--- Material for this exercise ---
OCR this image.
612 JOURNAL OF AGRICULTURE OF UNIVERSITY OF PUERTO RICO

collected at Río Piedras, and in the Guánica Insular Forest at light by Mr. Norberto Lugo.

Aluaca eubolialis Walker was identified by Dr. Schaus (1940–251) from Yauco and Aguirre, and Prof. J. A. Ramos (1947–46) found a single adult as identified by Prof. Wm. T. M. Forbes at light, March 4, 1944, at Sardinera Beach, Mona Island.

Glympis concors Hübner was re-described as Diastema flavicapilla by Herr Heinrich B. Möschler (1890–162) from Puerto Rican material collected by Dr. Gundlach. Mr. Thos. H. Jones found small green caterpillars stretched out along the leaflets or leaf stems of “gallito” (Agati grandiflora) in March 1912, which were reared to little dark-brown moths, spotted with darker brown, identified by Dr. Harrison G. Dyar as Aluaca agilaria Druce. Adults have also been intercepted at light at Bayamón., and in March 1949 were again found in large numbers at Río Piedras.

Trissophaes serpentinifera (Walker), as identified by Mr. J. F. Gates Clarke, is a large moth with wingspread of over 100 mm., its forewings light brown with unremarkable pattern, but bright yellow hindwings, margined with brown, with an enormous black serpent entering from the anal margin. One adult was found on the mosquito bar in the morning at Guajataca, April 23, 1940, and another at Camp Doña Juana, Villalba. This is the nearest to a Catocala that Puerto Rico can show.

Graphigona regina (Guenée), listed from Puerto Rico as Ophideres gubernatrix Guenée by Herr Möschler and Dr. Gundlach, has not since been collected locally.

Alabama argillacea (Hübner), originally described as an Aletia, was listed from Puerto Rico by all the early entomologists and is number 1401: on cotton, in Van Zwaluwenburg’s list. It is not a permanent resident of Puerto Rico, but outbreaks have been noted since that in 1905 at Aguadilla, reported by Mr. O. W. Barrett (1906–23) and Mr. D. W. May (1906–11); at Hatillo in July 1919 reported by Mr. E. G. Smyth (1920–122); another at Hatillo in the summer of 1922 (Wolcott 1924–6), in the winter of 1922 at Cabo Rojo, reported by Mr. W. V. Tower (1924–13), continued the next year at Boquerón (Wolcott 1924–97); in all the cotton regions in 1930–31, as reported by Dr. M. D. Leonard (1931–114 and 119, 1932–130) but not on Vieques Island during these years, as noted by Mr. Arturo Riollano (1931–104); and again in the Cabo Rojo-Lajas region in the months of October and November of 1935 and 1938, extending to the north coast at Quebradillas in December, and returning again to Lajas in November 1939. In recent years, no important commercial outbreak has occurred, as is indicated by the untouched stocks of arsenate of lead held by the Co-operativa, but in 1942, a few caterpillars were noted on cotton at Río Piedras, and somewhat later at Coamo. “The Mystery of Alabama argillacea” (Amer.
...
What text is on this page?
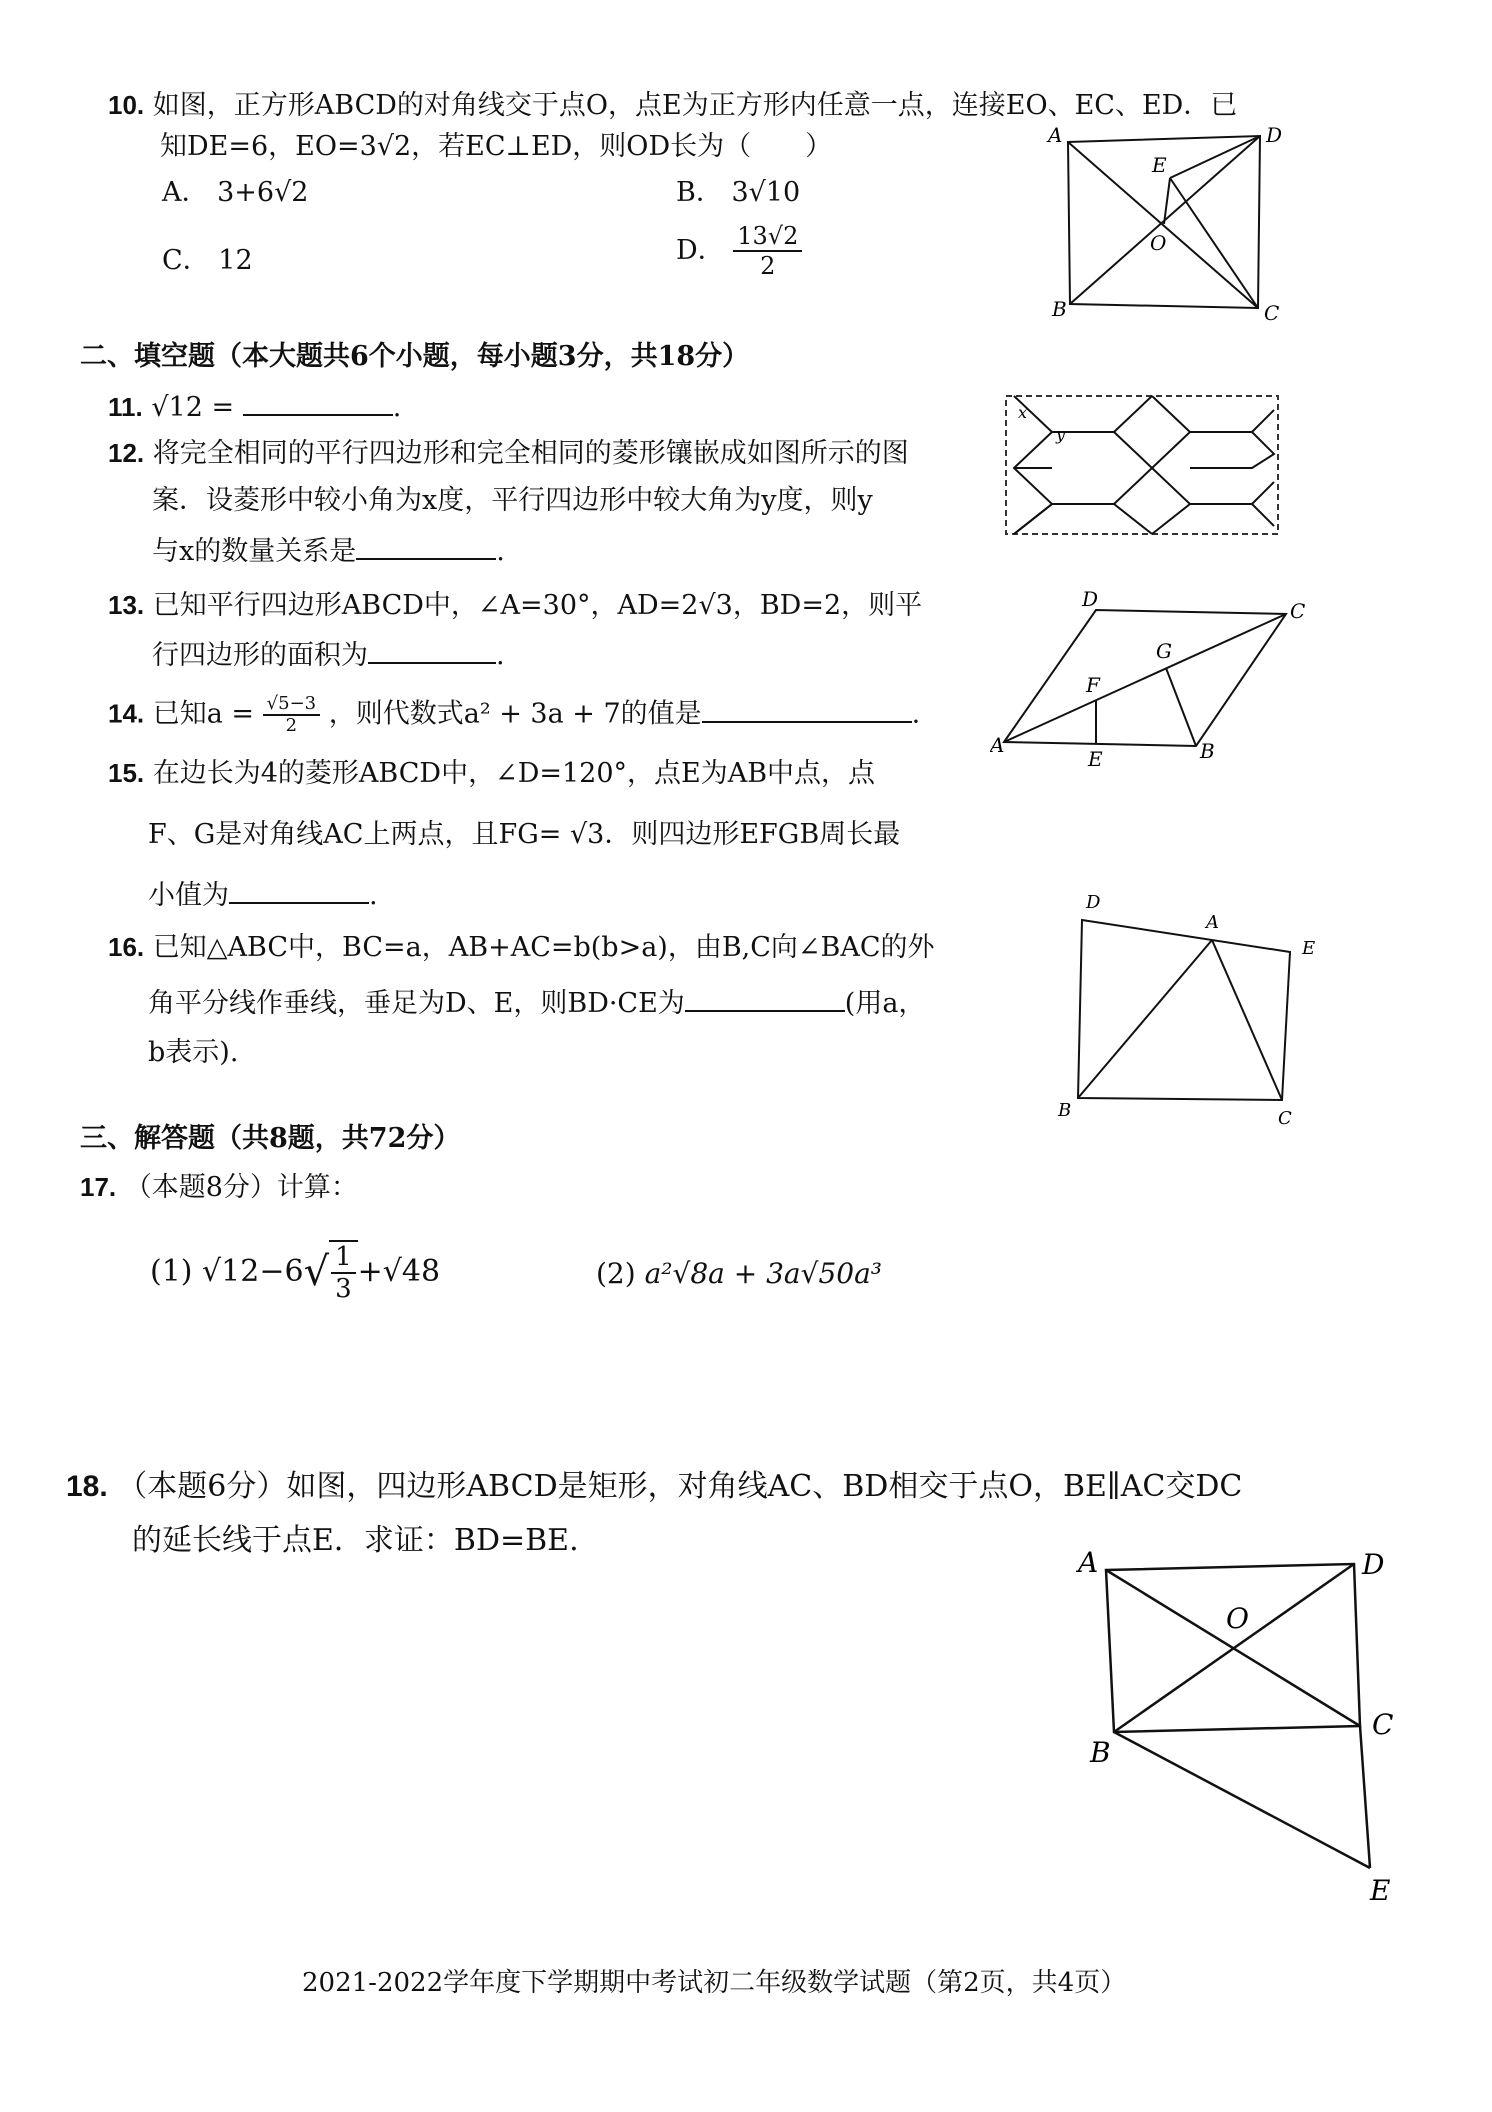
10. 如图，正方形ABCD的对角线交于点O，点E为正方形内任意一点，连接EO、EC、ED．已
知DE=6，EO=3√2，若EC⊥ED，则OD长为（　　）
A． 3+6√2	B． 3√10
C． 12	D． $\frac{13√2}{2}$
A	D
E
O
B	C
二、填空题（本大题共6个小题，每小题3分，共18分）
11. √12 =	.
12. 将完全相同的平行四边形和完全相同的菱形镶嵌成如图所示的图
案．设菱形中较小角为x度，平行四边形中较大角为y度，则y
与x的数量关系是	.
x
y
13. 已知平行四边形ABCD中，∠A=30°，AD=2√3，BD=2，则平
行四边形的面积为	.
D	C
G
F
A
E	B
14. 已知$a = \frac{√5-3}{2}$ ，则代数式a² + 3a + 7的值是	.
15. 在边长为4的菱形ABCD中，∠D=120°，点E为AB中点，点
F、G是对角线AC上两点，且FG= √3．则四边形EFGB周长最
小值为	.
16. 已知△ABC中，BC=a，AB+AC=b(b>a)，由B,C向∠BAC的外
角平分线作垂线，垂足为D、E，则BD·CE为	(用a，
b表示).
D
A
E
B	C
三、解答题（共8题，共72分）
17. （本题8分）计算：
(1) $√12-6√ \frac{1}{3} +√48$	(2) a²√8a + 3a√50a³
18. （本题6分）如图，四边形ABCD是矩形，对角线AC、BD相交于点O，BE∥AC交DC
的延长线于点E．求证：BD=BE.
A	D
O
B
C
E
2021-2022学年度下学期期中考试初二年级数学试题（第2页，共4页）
...
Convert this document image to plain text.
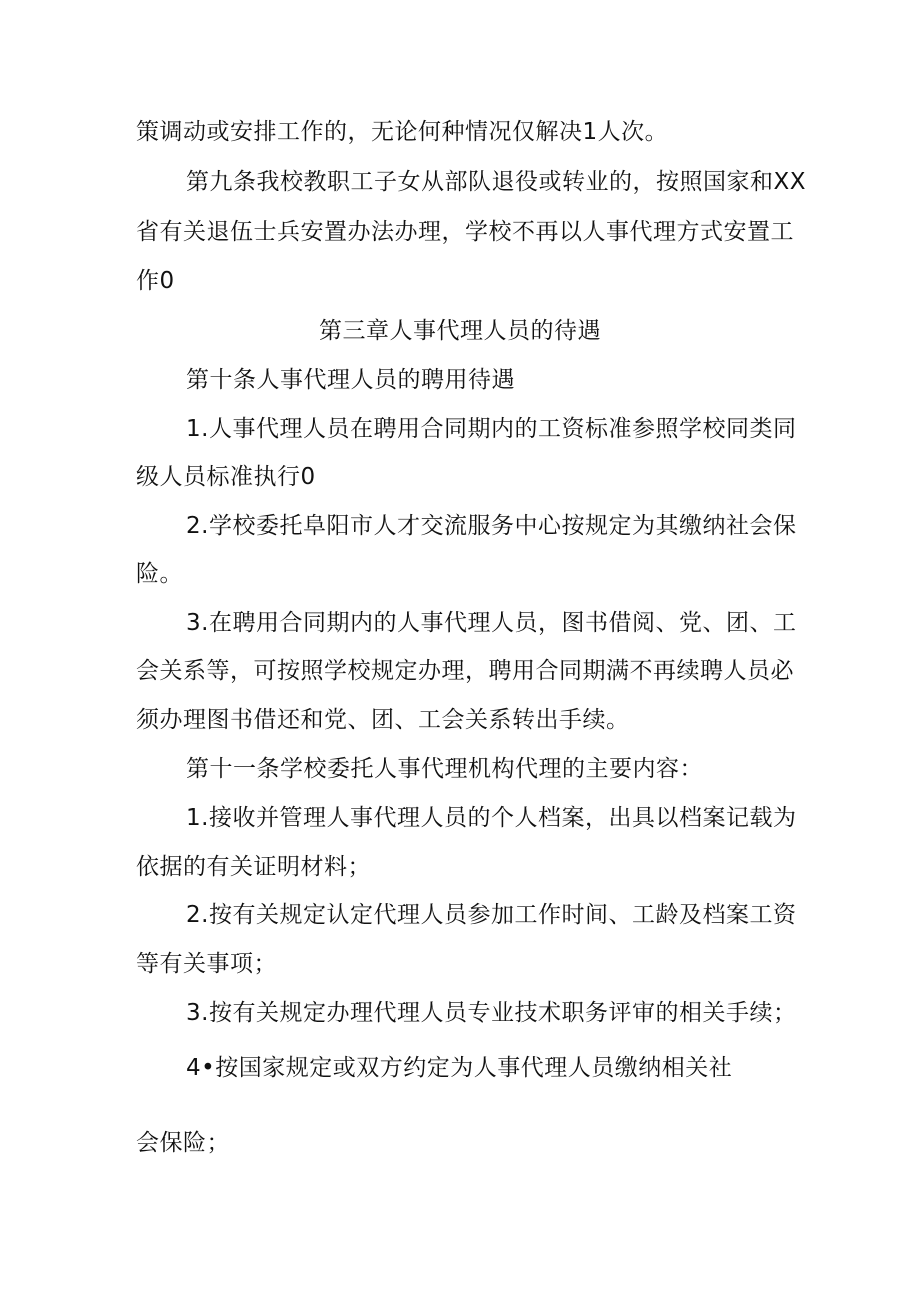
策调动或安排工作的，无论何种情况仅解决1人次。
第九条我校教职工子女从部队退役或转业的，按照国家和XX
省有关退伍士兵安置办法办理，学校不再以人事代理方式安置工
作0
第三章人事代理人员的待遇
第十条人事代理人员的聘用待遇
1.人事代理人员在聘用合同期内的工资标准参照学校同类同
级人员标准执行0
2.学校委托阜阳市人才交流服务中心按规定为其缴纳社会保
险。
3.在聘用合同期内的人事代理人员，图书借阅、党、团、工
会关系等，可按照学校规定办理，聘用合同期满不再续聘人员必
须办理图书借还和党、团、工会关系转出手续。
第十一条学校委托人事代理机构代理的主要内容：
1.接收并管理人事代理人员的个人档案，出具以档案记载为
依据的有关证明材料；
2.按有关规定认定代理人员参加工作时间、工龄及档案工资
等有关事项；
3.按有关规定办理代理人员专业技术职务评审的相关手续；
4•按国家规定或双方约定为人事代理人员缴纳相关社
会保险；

--- What is expected ---
Above are the records. Identify each line that contains the word "text".

--- Result ---
What text is on this page?
Convert this document image to plain text.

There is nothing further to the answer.